_STATED PROBLEM_
Give the number of lines that include the word "screenshot", nothing more.

_INFORMATION GIVEN_

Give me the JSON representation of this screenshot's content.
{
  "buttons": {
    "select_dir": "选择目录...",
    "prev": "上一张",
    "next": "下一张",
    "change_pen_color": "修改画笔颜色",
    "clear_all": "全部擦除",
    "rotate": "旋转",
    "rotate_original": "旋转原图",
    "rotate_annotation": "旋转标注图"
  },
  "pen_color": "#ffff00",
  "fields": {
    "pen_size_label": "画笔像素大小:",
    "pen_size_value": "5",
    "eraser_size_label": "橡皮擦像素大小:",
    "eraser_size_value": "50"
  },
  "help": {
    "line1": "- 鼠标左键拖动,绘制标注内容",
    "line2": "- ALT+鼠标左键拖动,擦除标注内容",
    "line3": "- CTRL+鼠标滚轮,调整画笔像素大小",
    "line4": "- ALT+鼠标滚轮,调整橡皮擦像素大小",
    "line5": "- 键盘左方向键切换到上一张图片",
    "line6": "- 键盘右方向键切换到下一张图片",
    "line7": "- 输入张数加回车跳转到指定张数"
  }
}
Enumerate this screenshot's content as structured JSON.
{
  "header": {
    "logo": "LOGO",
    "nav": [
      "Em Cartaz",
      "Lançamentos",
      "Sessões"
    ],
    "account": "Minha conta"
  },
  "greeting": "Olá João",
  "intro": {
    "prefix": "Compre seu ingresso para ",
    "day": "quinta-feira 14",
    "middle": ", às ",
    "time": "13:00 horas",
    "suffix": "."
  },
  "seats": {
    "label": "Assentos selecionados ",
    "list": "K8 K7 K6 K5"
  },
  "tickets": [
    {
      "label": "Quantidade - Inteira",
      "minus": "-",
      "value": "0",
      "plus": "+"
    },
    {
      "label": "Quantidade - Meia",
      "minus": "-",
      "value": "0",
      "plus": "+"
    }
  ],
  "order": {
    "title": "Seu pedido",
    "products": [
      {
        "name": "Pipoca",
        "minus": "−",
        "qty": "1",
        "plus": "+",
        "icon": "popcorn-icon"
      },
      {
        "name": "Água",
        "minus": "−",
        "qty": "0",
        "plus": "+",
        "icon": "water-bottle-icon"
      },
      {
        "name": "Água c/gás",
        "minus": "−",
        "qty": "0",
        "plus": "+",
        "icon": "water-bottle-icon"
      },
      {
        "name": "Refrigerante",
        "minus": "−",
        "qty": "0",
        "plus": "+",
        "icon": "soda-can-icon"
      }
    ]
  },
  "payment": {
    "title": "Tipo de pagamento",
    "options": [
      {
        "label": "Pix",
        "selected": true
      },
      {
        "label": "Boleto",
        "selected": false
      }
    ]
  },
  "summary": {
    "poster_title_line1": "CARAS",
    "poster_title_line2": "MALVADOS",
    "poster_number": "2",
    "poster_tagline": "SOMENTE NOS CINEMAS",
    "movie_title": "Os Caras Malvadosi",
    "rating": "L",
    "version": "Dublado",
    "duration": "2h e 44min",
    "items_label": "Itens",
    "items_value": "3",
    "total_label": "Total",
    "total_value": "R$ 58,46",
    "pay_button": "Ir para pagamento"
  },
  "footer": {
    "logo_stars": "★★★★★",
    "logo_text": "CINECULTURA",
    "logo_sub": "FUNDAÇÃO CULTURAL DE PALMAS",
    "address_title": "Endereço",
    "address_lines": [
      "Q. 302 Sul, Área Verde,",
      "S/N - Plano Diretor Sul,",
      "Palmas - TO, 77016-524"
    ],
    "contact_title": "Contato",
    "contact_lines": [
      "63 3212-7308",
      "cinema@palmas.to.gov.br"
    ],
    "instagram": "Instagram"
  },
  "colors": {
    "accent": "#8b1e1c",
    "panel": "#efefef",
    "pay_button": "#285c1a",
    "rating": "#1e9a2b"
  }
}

_ANSWER TO THIS PROBLEM_
2